> _Brief_: Reproduce each line exactly, including spacing and punctuation.

> _Data section_:
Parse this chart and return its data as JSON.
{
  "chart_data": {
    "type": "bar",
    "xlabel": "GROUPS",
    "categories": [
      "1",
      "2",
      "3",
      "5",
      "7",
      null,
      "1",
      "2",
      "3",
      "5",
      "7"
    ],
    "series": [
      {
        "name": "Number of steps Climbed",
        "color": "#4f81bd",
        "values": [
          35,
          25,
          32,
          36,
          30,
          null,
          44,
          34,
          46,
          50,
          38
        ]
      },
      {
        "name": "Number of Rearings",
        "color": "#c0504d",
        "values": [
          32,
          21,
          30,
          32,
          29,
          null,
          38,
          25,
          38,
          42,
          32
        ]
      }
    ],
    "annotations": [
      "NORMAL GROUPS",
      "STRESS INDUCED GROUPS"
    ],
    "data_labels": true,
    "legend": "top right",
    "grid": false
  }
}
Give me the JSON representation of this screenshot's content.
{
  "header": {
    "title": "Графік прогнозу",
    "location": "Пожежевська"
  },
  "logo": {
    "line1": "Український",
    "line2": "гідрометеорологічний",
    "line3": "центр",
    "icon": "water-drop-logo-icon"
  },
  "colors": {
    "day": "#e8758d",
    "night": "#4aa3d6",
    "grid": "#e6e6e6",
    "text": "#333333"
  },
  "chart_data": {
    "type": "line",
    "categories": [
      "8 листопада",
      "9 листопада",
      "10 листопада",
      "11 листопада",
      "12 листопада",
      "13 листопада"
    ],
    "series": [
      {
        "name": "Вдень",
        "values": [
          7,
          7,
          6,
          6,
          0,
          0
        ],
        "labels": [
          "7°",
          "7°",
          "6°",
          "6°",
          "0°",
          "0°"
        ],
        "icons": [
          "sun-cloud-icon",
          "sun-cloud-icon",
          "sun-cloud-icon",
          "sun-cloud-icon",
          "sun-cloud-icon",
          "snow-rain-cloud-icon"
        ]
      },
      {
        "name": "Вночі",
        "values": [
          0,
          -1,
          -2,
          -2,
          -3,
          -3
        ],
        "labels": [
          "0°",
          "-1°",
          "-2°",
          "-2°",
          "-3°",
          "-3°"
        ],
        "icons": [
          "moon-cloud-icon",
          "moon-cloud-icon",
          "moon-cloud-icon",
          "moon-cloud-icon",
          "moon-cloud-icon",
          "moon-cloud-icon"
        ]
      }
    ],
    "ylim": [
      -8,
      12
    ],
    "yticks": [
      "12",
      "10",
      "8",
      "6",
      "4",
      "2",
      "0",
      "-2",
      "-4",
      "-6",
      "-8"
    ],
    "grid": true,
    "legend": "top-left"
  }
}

> _Task output_:
Parse this chart and return its data as JSON.
{
  "chart_data": {
    "type": "bar",
    "xlabel": "GROUPS",
    "categories": [
      "1",
      "2",
      "3",
      "5",
      "7",
      null,
      "1",
      "2",
      "3",
      "5",
      "7"
    ],
    "series": [
      {
        "name": "Number of steps Climbed",
        "color": "#4f81bd",
        "values": [
          35,
          25,
          32,
          36,
          30,
          null,
          44,
          34,
          46,
          50,
          38
        ]
      },
      {
        "name": "Number of Rearings",
        "color": "#c0504d",
        "values": [
          32,
          21,
          30,
          32,
          29,
          null,
          38,
          25,
          38,
          42,
          32
        ]
      }
    ],
    "annotations": [
      "NORMAL GROUPS",
      "STRESS INDUCED GROUPS"
    ],
    "data_labels": true,
    "legend": "top right",
    "grid": false
  }
}
Give me the JSON representation of this screenshot's content.
{
  "header": {
    "title": "Графік прогнозу",
    "location": "Пожежевська"
  },
  "logo": {
    "line1": "Український",
    "line2": "гідрометеорологічний",
    "line3": "центр",
    "icon": "water-drop-logo-icon"
  },
  "colors": {
    "day": "#e8758d",
    "night": "#4aa3d6",
    "grid": "#e6e6e6",
    "text": "#333333"
  },
  "chart_data": {
    "type": "line",
    "categories": [
      "8 листопада",
      "9 листопада",
      "10 листопада",
      "11 листопада",
      "12 листопада",
      "13 листопада"
    ],
    "series": [
      {
        "name": "Вдень",
        "values": [
          7,
          7,
          6,
          6,
          0,
          0
        ],
        "labels": [
          "7°",
          "7°",
          "6°",
          "6°",
          "0°",
          "0°"
        ],
        "icons": [
          "sun-cloud-icon",
          "sun-cloud-icon",
          "sun-cloud-icon",
          "sun-cloud-icon",
          "sun-cloud-icon",
          "snow-rain-cloud-icon"
        ]
      },
      {
        "name": "Вночі",
        "values": [
          0,
          -1,
          -2,
          -2,
          -3,
          -3
        ],
        "labels": [
          "0°",
          "-1°",
          "-2°",
          "-2°",
          "-3°",
          "-3°"
        ],
        "icons": [
          "moon-cloud-icon",
          "moon-cloud-icon",
          "moon-cloud-icon",
          "moon-cloud-icon",
          "moon-cloud-icon",
          "moon-cloud-icon"
        ]
      }
    ],
    "ylim": [
      -8,
      12
    ],
    "yticks": [
      "12",
      "10",
      "8",
      "6",
      "4",
      "2",
      "0",
      "-2",
      "-4",
      "-6",
      "-8"
    ],
    "grid": true,
    "legend": "top-left"
  }
}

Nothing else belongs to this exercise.